Objective 1:
Write out everything in the records from the line containing "For every button, label, input, icon, or" down to the line containing "- chart-panel: fitted curve Spring", exactly as those lines stand.

Text provided:
Re: Installing PL/pgSQL by default

From
Tom Lane
Date:
Bruce Momjian <bruce@momjian.us> writes:
> I installed PL/pgSQL by default via initdb with the attached patch.  The
> only problem is that pg_dump still dumps out the language creation:
>     CREATE PROCEDURAL LANGUAGE plpgsql;
>     ALTER PROCEDURAL LANGUAGE plpgsql OWNER TO postgres;
> What is odd is that I used the same process that initdb uses to create
> other objects.  Does anyone know why this is happening?

I think pg_dump pays attention to what schema the objects are in,
and that's most likely creating them in PUBLIC.  Try adding
"set search_path = pg_catalog".

It's not impossible that we'll have to tweak pg_dump a bit; it's
never had to deal with languages that shouldn't be dumped ...

            regards, tom lane

Re: [HACKERS] Installing PL/pgSQL by default

From
Dimitri Fontaine
Date:
Tom Lane <tgl@sss.pgh.pa.us> writes:
> It's not impossible that we'll have to tweak pg_dump a bit; it's
> never had to deal with languages that shouldn't be dumped ...

Ah, the best would be to have extensions maybe. Then you could do this
in initdb, filling in template0:
  CREATE EXTENSION plpgsql ...;

Then at createdb time, what would become automatic is:
  INSTALL EXTENSION plpgsql;

And that's it. pg_dump would now about extensions and only issues this
latter statement in its dump.

Material for this exercise:
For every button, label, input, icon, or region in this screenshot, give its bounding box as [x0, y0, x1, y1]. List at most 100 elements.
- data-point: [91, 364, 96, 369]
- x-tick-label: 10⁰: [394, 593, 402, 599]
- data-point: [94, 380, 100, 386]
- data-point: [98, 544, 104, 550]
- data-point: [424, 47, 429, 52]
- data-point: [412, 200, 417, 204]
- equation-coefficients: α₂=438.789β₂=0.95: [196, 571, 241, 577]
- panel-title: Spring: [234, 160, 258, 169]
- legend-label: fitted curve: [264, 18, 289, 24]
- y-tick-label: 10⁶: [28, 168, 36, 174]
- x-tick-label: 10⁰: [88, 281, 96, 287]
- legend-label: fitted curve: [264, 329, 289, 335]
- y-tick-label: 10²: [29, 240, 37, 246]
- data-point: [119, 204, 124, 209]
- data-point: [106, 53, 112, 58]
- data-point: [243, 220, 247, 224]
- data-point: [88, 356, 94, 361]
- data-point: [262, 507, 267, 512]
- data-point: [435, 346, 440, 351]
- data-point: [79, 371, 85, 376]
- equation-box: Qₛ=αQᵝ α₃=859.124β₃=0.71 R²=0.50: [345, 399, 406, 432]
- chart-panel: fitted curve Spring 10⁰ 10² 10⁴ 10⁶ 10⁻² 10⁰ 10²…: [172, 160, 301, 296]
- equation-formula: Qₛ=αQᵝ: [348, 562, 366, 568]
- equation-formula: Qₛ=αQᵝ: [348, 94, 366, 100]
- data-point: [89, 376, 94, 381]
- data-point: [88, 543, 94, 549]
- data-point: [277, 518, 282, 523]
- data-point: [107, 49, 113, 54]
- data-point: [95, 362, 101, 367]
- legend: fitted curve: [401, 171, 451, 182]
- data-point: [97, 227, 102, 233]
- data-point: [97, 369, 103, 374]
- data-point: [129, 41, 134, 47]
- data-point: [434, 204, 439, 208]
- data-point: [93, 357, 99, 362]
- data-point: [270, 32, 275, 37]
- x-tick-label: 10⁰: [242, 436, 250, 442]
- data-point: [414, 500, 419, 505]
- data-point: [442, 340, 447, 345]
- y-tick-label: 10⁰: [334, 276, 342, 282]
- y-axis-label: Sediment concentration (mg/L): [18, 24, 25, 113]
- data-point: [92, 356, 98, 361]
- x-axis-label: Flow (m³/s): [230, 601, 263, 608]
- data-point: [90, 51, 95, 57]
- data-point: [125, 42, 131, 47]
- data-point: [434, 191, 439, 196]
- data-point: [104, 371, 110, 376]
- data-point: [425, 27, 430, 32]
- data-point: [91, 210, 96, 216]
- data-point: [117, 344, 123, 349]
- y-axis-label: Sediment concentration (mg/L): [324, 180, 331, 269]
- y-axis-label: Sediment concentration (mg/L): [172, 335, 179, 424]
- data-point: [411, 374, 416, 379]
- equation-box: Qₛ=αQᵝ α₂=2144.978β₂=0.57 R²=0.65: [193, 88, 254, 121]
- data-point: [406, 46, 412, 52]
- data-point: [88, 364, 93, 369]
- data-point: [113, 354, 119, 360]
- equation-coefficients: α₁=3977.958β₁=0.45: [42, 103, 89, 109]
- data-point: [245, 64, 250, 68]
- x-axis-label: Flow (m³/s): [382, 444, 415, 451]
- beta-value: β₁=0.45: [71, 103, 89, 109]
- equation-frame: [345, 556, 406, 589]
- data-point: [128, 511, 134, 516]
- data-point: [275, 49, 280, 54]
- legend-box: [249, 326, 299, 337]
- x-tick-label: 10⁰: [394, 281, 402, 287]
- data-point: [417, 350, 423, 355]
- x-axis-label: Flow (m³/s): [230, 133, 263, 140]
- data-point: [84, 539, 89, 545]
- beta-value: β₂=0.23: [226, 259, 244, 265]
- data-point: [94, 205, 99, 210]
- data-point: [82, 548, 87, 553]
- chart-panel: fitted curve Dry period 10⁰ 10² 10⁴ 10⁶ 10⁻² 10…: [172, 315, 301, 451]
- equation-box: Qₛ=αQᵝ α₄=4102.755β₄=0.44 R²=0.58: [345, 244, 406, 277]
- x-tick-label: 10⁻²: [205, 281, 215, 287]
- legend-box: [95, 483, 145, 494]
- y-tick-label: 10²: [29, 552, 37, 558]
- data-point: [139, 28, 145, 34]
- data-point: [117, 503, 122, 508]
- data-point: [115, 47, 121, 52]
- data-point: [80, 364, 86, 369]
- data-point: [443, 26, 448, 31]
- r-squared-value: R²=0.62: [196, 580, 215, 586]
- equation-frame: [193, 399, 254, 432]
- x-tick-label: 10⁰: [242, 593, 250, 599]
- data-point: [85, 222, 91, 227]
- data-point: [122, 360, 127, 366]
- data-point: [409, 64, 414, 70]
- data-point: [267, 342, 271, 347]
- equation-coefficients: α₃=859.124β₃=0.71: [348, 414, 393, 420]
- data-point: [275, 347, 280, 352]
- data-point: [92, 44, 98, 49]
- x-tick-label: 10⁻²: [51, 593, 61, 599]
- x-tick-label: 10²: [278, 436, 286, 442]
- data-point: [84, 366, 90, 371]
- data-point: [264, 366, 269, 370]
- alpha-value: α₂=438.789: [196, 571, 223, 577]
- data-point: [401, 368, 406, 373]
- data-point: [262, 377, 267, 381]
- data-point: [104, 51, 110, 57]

==

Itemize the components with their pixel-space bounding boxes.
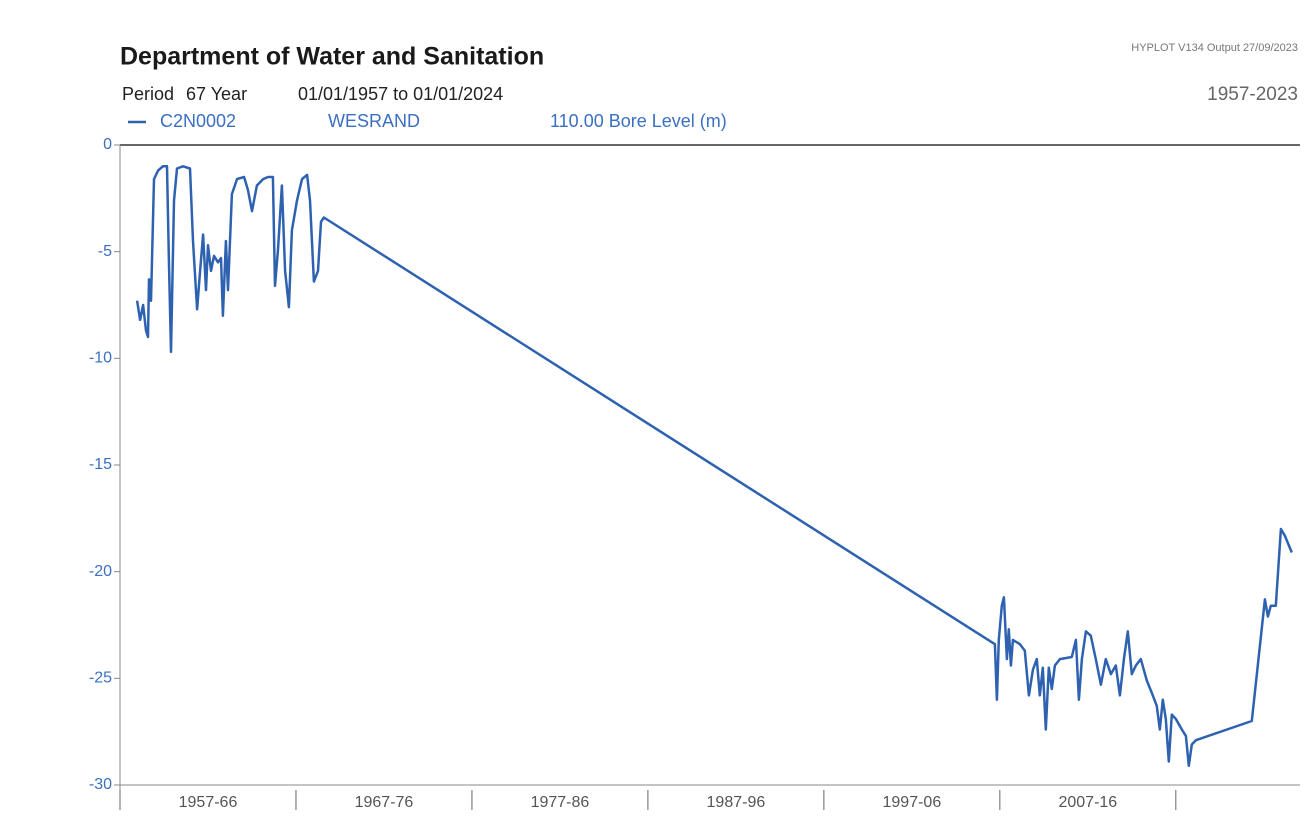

Objective 2:
Update the thread on installing PL/pgSQL by default by writing out everything from "Re: Installing PL/pgSQL" down to "this is happening?", with "patch" changed to "change".

Full response 1:
For every button, label, input, icon, or region in this screenshot, give its bounding box as [x0, y0, x1, y1]. List at most 100 elements.
- data-point: [91, 364, 96, 369]
- x-tick-label: 10⁰: [394, 593, 402, 599]
- data-point: [94, 380, 100, 386]
- data-point: [98, 544, 104, 550]
- data-point: [424, 47, 429, 52]
- data-point: [412, 200, 417, 204]
- equation-coefficients: α₂=438.789β₂=0.95: [196, 571, 241, 577]
- panel-title: Spring: [234, 160, 258, 169]
- legend-label: fitted curve: [264, 18, 289, 24]
- y-tick-label: 10⁶: [28, 168, 36, 174]
- x-tick-label: 10⁰: [88, 281, 96, 287]
- legend-label: fitted curve: [264, 329, 289, 335]
- y-tick-label: 10²: [29, 240, 37, 246]
- data-point: [119, 204, 124, 209]
- data-point: [106, 53, 112, 58]
- data-point: [243, 220, 247, 224]
- data-point: [88, 356, 94, 361]
- data-point: [262, 507, 267, 512]
- data-point: [435, 346, 440, 351]
- data-point: [79, 371, 85, 376]
- equation-box: Qₛ=αQᵝ α₃=859.124β₃=0.71 R²=0.50: [345, 399, 406, 432]
- chart-panel: fitted curve Spring 10⁰ 10² 10⁴ 10⁶ 10⁻² 10⁰ 10²…: [172, 160, 301, 296]

Full response 2:
Re: Installing PL/pgSQL by default

From
Tom Lane
Date:
Bruce Momjian <bruce@momjian.us> writes:
> I installed PL/pgSQL by default via initdb with the attached change.  The
> only problem is that pg_dump still dumps out the language creation:
>     CREATE PROCEDURAL LANGUAGE plpgsql;
>     ALTER PROCEDURAL LANGUAGE plpgsql OWNER TO postgres;
> What is odd is that I used the same process that initdb uses to create
> other objects.  Does anyone know why this is happening?